======== Quoted passage

Today’s post is from Rudolf Van der Berg of the OECD’s Science, Technology and Industry Directorate.
Thirty years ago last week, a US Supreme Court decision in the “Betamax case” clarified that even though a video cassette recorder (VCR) could be used for copyright infringement, the manufacturer was not liable for infringement by the purchasers. The decision was by the narrowest of margins – 5-4 – but it stands to this day. Nonetheless, despite widespread take-up of VCR’s in all OECD countries, their legal status often remained unclear. The copyright law of Australia, for example, deemed recordings of broadcasted content for personal use to be illegal until 2006, when the law was amended to reflect common use over many years.
Today, many similar cases are making their way through courts in OECD economies. A new report “Connected televisions: convergence and emerging business models” describes some of the debates taking place regarding new equipment and services that change how television is delivered. The report describes the influence of connected television on the telecommunication market and the interaction between various stakeholders, including actions taken by governments.
Today, anything connected to a screen can serve as a television and it is a network connection that makes it connected. The report looks into the impact these new devices and services have on telecommunications networks. For example, some have expressed the opinion that online television and video-on-demand (VOD) services are either challenging for network management or that telecommunications networks are not fairly compensated for carrying this traffic.
Digital Video Recorders
Digital Video Recorders (DVRs), sometimes integrated in digital television set-top boxes have added the ability to pause content while watching and fast-forwarding later on through parts of the broadcast. The DVR is currently facing challenges in and outside courts across the OECD.
In Belgium, public and commercial broadcasters requested compensation from cable and IPTV companies for the use of DVRs. The reasons given were that the new technologies enabled users to skip commercials and that pay-per-view catch-up television services saw less than expected take-up from consumers.
In the United States, Dish Networks, introduced two features that are currently being challenged in courts. PrimeTime Anytime would automatically record the four major broadcast channels during primetime hours, store eight days of recordings, and hop over advertising in content recorded on previous days. The other feature was to enable its DVR users access via the Internet to content received over their home satellite dish and on their DVR.
Also in the United States, Cablevision introduced a cloud DVR for its customers. Instead of requiring a DVR in the home, the recording was done in a datacentre. This was challenged in the courts, but after an initial defeat, was upheld to be legal, because it was under the control of the user.
In Australia, in a similar case, a cloud DVR service offered by Optus was ruled against by the court. The outcome also led to the closure of similar over-the-top cloud services in Australia, such as MyTVR and Beem.tv.
French television service providers cannot introduce a cloud DVR service, unless with prior authorisation of the copyright holders.
There are also less contentious services, such as the ability to Tweet screenshots of viewed content via Numericable’s DVR in France, access to catch-up television such as BBC iPlayer, and the ability to download apps and games to the set-top box.

================
======== Record extracts

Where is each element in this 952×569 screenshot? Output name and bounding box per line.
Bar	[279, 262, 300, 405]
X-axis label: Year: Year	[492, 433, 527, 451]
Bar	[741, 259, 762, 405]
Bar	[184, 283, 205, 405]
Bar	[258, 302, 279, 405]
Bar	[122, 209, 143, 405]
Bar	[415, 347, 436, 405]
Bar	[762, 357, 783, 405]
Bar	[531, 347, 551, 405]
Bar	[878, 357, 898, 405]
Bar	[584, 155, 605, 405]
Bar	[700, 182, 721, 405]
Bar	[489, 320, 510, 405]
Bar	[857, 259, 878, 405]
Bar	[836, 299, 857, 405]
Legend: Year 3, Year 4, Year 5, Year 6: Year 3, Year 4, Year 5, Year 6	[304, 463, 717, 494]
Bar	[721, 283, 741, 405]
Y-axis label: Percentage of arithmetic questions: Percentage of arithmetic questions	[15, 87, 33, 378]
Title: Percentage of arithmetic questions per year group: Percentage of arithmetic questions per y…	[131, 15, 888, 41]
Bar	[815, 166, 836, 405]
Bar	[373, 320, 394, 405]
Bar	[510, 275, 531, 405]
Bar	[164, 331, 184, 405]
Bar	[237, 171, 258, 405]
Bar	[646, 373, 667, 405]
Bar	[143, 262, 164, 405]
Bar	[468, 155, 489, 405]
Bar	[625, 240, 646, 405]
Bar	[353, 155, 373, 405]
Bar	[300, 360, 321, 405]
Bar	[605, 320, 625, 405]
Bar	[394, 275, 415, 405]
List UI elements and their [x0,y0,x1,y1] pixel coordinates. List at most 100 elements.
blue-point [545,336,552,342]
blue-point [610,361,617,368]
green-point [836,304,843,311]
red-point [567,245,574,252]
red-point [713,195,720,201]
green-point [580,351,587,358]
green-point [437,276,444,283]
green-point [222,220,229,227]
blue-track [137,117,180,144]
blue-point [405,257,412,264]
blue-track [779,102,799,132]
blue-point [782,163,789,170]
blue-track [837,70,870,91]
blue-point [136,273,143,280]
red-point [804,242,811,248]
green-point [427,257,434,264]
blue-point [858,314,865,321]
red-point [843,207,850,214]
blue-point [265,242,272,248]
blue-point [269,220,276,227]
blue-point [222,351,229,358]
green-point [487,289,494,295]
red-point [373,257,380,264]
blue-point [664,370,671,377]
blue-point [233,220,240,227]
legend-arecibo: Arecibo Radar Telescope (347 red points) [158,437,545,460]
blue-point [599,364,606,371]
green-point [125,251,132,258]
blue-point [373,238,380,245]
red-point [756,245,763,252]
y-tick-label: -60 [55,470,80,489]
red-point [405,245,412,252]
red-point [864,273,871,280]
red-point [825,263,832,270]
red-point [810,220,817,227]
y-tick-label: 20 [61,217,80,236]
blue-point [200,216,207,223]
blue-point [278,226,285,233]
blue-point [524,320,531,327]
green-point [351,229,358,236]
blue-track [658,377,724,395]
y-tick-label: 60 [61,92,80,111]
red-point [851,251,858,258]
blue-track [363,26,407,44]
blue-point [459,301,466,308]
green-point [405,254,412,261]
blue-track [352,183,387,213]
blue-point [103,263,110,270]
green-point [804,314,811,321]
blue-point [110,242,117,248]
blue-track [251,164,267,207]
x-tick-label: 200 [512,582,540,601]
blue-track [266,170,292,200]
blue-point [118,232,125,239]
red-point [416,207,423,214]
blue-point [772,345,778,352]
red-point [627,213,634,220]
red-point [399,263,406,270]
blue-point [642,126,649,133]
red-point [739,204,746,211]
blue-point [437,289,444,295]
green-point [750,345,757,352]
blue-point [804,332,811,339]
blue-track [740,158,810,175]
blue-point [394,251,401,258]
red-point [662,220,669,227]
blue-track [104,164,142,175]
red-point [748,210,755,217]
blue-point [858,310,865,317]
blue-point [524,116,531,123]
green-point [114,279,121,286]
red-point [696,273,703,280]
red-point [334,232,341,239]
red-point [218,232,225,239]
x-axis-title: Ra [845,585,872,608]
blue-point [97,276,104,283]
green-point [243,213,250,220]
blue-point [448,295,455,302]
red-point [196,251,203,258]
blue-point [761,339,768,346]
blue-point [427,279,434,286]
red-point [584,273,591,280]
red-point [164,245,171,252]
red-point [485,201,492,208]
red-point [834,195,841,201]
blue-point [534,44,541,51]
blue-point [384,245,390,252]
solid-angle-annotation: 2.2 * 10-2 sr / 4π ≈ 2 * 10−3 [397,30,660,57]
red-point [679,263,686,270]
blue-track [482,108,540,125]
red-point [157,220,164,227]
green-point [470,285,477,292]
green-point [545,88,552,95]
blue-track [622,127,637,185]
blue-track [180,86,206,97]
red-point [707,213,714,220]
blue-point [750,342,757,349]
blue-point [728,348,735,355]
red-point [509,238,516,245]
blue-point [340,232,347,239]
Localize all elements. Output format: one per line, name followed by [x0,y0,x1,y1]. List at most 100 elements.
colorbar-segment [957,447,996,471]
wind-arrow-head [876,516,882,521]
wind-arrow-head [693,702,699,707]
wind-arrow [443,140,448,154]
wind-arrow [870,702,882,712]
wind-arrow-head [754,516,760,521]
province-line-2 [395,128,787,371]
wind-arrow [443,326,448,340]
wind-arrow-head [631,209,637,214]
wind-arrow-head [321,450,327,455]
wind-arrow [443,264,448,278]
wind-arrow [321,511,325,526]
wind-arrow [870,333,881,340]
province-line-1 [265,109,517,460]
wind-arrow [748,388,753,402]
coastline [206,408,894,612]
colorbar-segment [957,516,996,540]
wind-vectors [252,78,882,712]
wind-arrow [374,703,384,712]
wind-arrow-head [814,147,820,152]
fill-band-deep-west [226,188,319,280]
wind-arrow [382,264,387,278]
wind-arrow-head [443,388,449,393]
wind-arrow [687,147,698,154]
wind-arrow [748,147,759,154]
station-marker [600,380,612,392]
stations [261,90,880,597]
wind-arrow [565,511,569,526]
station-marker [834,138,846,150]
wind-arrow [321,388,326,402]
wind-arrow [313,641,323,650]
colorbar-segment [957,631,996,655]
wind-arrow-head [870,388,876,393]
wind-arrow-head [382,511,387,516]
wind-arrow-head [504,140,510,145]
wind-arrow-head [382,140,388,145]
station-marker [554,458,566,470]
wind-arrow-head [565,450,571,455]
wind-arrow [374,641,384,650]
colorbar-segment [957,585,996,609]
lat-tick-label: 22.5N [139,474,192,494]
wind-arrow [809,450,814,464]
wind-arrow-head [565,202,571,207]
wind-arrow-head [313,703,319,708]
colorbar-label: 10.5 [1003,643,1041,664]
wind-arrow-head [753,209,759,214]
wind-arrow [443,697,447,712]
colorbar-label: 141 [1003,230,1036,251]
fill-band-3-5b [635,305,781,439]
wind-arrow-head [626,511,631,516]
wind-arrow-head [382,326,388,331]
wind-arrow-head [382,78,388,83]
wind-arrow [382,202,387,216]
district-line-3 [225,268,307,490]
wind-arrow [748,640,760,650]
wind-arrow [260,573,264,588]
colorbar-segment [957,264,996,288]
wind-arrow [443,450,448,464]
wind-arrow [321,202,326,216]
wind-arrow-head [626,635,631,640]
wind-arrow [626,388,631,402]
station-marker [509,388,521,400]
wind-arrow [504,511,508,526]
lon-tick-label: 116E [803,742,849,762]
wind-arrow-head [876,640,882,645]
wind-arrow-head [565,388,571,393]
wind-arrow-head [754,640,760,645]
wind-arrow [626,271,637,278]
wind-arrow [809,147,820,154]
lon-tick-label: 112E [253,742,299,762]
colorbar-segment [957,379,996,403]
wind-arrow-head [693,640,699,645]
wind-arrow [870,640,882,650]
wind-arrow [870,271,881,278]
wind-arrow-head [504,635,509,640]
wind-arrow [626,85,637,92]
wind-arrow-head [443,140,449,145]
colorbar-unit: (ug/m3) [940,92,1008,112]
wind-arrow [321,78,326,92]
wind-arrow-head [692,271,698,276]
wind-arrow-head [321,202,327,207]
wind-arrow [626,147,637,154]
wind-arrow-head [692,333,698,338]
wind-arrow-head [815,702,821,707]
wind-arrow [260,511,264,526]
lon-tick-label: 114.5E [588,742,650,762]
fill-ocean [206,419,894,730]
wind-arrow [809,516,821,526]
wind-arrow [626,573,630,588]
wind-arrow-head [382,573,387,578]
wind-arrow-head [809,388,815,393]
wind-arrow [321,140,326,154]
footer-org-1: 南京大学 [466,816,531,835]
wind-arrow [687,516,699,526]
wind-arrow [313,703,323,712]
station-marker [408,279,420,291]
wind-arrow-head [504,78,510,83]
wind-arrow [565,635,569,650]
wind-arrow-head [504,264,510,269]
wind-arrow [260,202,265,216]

================

§ **The task**
Rewrite the post on connected television from "In Australia, in" up to and including "the set-top box.", putting "network DVR" in place of "cloud DVR".

§ **Task solution**
In Australia, in a similar case, a network DVR service offered by Optus was ruled against by the court. The outcome also led to the closure of similar over-the-top cloud services in Australia, such as MyTVR and Beem.tv.
French television service providers cannot introduce a network DVR service, unless with prior authorisation of the copyright holders.
There are also less contentious services, such as the ability to Tweet screenshots of viewed content via Numericable’s DVR in France, access to catch-up television such as BBC iPlayer, and the ability to download apps and games to the set-top box.